## EXERCISE AIM:
Repeat every line below exactly, word for word.

## SUPPLIED DATA:
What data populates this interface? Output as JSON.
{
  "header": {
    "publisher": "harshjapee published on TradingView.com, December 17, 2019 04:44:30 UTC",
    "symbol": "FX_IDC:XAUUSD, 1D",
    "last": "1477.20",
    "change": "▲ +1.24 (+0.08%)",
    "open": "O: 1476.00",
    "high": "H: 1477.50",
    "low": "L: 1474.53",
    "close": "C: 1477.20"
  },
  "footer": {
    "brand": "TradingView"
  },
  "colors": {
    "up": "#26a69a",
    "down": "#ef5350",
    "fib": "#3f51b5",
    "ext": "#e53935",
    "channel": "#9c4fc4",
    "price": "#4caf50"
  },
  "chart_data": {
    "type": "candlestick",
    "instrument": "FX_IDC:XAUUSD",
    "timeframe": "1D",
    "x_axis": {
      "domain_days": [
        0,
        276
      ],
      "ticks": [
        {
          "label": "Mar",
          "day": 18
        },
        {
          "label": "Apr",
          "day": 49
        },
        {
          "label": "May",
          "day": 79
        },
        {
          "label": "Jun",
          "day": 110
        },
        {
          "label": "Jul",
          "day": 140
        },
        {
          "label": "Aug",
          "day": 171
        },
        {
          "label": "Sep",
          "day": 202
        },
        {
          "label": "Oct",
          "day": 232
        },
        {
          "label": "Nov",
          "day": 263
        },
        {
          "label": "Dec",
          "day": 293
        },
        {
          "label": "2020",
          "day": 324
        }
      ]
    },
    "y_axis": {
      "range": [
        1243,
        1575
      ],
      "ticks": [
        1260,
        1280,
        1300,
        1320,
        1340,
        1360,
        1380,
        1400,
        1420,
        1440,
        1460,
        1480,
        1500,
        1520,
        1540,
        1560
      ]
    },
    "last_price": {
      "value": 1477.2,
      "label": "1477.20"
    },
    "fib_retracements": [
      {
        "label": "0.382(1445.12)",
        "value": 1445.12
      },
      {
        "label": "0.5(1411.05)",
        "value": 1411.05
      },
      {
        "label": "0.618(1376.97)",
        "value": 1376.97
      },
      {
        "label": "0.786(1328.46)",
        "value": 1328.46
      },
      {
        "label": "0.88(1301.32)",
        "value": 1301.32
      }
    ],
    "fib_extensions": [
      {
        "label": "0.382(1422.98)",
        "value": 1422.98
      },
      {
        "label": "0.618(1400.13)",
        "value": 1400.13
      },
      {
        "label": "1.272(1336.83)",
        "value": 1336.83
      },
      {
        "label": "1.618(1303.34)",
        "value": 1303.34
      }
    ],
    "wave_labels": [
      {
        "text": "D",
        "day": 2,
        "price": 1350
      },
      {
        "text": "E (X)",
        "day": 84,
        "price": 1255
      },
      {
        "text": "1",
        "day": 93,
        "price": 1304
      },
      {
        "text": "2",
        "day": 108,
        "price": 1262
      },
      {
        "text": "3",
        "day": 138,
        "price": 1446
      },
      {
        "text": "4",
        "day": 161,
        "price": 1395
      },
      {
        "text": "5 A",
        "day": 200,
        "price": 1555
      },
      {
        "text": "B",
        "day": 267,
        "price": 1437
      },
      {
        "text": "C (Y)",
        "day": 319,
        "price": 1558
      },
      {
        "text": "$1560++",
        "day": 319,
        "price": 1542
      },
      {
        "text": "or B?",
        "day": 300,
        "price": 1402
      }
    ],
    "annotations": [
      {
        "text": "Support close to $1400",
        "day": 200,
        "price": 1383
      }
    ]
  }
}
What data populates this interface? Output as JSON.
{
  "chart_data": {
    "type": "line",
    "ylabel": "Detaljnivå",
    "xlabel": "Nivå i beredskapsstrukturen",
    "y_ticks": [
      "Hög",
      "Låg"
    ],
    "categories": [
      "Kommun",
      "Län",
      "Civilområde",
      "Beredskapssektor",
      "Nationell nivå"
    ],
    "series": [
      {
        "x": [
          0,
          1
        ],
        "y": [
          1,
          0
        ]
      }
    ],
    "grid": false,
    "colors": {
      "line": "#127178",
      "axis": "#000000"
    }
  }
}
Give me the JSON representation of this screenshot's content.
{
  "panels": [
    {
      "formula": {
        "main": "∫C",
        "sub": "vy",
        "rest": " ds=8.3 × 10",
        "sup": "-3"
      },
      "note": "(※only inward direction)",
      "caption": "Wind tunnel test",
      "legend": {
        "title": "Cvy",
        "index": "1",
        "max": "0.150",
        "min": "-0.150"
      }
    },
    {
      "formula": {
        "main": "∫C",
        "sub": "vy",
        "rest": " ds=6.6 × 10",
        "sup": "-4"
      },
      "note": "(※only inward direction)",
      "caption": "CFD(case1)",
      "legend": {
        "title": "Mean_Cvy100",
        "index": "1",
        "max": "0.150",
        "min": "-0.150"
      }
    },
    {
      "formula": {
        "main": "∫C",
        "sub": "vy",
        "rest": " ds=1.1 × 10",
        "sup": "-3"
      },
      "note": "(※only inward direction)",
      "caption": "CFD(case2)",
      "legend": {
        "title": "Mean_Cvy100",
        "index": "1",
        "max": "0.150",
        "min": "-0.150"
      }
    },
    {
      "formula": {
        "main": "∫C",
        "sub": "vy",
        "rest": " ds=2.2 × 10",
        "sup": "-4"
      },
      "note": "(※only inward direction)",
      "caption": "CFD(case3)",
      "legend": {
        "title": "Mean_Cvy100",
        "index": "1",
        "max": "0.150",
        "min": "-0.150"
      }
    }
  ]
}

## RESULT:
What data populates this interface? Output as JSON.
{
  "header": {
    "publisher": "harshjapee published on TradingView.com, December 17, 2019 04:44:30 UTC",
    "symbol": "FX_IDC:XAUUSD, 1D",
    "last": "1477.20",
    "change": "▲ +1.24 (+0.08%)",
    "open": "O: 1476.00",
    "high": "H: 1477.50",
    "low": "L: 1474.53",
    "close": "C: 1477.20"
  },
  "footer": {
    "brand": "TradingView"
  },
  "colors": {
    "up": "#26a69a",
    "down": "#ef5350",
    "fib": "#3f51b5",
    "ext": "#e53935",
    "channel": "#9c4fc4",
    "price": "#4caf50"
  },
  "chart_data": {
    "type": "candlestick",
    "instrument": "FX_IDC:XAUUSD",
    "timeframe": "1D",
    "x_axis": {
      "domain_days": [
        0,
        276
      ],
      "ticks": [
        {
          "label": "Mar",
          "day": 18
        },
        {
          "label": "Apr",
          "day": 49
        },
        {
          "label": "May",
          "day": 79
        },
        {
          "label": "Jun",
          "day": 110
        },
        {
          "label": "Jul",
          "day": 140
        },
        {
          "label": "Aug",
          "day": 171
        },
        {
          "label": "Sep",
          "day": 202
        },
        {
          "label": "Oct",
          "day": 232
        },
        {
          "label": "Nov",
          "day": 263
        },
        {
          "label": "Dec",
          "day": 293
        },
        {
          "label": "2020",
          "day": 324
        }
      ]
    },
    "y_axis": {
      "range": [
        1243,
        1575
      ],
      "ticks": [
        1260,
        1280,
        1300,
        1320,
        1340,
        1360,
        1380,
        1400,
        1420,
        1440,
        1460,
        1480,
        1500,
        1520,
        1540,
        1560
      ]
    },
    "last_price": {
      "value": 1477.2,
      "label": "1477.20"
    },
    "fib_retracements": [
      {
        "label": "0.382(1445.12)",
        "value": 1445.12
      },
      {
        "label": "0.5(1411.05)",
        "value": 1411.05
      },
      {
        "label": "0.618(1376.97)",
        "value": 1376.97
      },
      {
        "label": "0.786(1328.46)",
        "value": 1328.46
      },
      {
        "label": "0.88(1301.32)",
        "value": 1301.32
      }
    ],
    "fib_extensions": [
      {
        "label": "0.382(1422.98)",
        "value": 1422.98
      },
      {
        "label": "0.618(1400.13)",
        "value": 1400.13
      },
      {
        "label": "1.272(1336.83)",
        "value": 1336.83
      },
      {
        "label": "1.618(1303.34)",
        "value": 1303.34
      }
    ],
    "wave_labels": [
      {
        "text": "D",
        "day": 2,
        "price": 1350
      },
      {
        "text": "E (X)",
        "day": 84,
        "price": 1255
      },
      {
        "text": "1",
        "day": 93,
        "price": 1304
      },
      {
        "text": "2",
        "day": 108,
        "price": 1262
      },
      {
        "text": "3",
        "day": 138,
        "price": 1446
      },
      {
        "text": "4",
        "day": 161,
        "price": 1395
      },
      {
        "text": "5 A",
        "day": 200,
        "price": 1555
      },
      {
        "text": "B",
        "day": 267,
        "price": 1437
      },
      {
        "text": "C (Y)",
        "day": 319,
        "price": 1558
      },
      {
        "text": "$1560++",
        "day": 319,
        "price": 1542
      },
      {
        "text": "or B?",
        "day": 300,
        "price": 1402
      }
    ],
    "annotations": [
      {
        "text": "Support close to $1400",
        "day": 200,
        "price": 1383
      }
    ]
  }
}
What data populates this interface? Output as JSON.
{
  "chart_data": {
    "type": "line",
    "ylabel": "Detaljnivå",
    "xlabel": "Nivå i beredskapsstrukturen",
    "y_ticks": [
      "Hög",
      "Låg"
    ],
    "categories": [
      "Kommun",
      "Län",
      "Civilområde",
      "Beredskapssektor",
      "Nationell nivå"
    ],
    "series": [
      {
        "x": [
          0,
          1
        ],
        "y": [
          1,
          0
        ]
      }
    ],
    "grid": false,
    "colors": {
      "line": "#127178",
      "axis": "#000000"
    }
  }
}
Give me the JSON representation of this screenshot's content.
{
  "panels": [
    {
      "formula": {
        "main": "∫C",
        "sub": "vy",
        "rest": " ds=8.3 × 10",
        "sup": "-3"
      },
      "note": "(※only inward direction)",
      "caption": "Wind tunnel test",
      "legend": {
        "title": "Cvy",
        "index": "1",
        "max": "0.150",
        "min": "-0.150"
      }
    },
    {
      "formula": {
        "main": "∫C",
        "sub": "vy",
        "rest": " ds=6.6 × 10",
        "sup": "-4"
      },
      "note": "(※only inward direction)",
      "caption": "CFD(case1)",
      "legend": {
        "title": "Mean_Cvy100",
        "index": "1",
        "max": "0.150",
        "min": "-0.150"
      }
    },
    {
      "formula": {
        "main": "∫C",
        "sub": "vy",
        "rest": " ds=1.1 × 10",
        "sup": "-3"
      },
      "note": "(※only inward direction)",
      "caption": "CFD(case2)",
      "legend": {
        "title": "Mean_Cvy100",
        "index": "1",
        "max": "0.150",
        "min": "-0.150"
      }
    },
    {
      "formula": {
        "main": "∫C",
        "sub": "vy",
        "rest": " ds=2.2 × 10",
        "sup": "-4"
      },
      "note": "(※only inward direction)",
      "caption": "CFD(case3)",
      "legend": {
        "title": "Mean_Cvy100",
        "index": "1",
        "max": "0.150",
        "min": "-0.150"
      }
    }
  ]
}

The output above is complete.